AIM ▸
Copy every line of the records below where the word "document" occurs.

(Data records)
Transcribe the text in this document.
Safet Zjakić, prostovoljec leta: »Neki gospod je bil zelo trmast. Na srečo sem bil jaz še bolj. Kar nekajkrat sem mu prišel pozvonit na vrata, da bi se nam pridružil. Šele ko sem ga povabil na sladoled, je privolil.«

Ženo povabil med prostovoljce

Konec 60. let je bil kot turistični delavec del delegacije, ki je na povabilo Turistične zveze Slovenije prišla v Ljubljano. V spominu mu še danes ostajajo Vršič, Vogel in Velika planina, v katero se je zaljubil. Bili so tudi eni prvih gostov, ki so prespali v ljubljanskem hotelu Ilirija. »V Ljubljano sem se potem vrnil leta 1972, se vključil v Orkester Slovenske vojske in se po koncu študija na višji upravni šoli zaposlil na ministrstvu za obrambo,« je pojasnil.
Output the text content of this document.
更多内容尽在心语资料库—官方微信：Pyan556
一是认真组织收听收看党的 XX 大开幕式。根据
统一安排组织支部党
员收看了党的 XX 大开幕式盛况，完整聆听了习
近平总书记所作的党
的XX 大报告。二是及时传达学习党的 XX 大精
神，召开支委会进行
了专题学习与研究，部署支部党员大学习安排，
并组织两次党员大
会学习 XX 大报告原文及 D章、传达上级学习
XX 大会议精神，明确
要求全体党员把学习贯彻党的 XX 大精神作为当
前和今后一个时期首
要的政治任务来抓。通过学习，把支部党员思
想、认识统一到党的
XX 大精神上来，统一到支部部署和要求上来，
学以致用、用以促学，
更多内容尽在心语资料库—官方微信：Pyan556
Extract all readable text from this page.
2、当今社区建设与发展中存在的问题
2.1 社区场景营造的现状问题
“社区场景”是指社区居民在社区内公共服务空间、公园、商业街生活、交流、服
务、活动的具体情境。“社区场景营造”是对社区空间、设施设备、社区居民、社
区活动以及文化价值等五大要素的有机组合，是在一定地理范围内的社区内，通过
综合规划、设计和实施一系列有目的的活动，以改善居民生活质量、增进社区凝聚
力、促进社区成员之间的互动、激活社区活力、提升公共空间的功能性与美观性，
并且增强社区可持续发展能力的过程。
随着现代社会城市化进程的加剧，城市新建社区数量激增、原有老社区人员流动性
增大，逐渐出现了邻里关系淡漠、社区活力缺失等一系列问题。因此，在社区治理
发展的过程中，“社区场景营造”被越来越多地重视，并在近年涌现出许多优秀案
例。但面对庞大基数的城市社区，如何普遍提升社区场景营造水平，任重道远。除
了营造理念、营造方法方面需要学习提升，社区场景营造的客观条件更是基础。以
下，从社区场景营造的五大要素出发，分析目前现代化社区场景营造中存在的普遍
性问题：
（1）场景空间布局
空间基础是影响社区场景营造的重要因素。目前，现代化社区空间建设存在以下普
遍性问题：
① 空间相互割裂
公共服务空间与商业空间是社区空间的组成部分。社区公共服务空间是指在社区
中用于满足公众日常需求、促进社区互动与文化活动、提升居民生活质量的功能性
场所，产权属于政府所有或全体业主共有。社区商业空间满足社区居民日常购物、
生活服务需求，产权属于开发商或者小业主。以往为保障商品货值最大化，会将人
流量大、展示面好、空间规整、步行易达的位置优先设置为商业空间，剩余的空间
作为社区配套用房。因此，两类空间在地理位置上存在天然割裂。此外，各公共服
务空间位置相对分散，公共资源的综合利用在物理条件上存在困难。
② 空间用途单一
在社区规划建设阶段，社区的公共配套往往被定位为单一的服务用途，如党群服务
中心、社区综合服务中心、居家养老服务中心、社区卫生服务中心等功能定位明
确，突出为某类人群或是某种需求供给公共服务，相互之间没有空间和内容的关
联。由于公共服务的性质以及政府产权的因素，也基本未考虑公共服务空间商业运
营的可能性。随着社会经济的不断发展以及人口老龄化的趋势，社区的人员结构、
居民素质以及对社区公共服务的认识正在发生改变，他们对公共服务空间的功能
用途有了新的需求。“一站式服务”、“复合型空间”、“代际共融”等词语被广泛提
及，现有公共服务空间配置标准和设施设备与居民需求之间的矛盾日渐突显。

EXERCISE RESPONSE ▸
Transcribe the text in this document.
Output the text content of this document.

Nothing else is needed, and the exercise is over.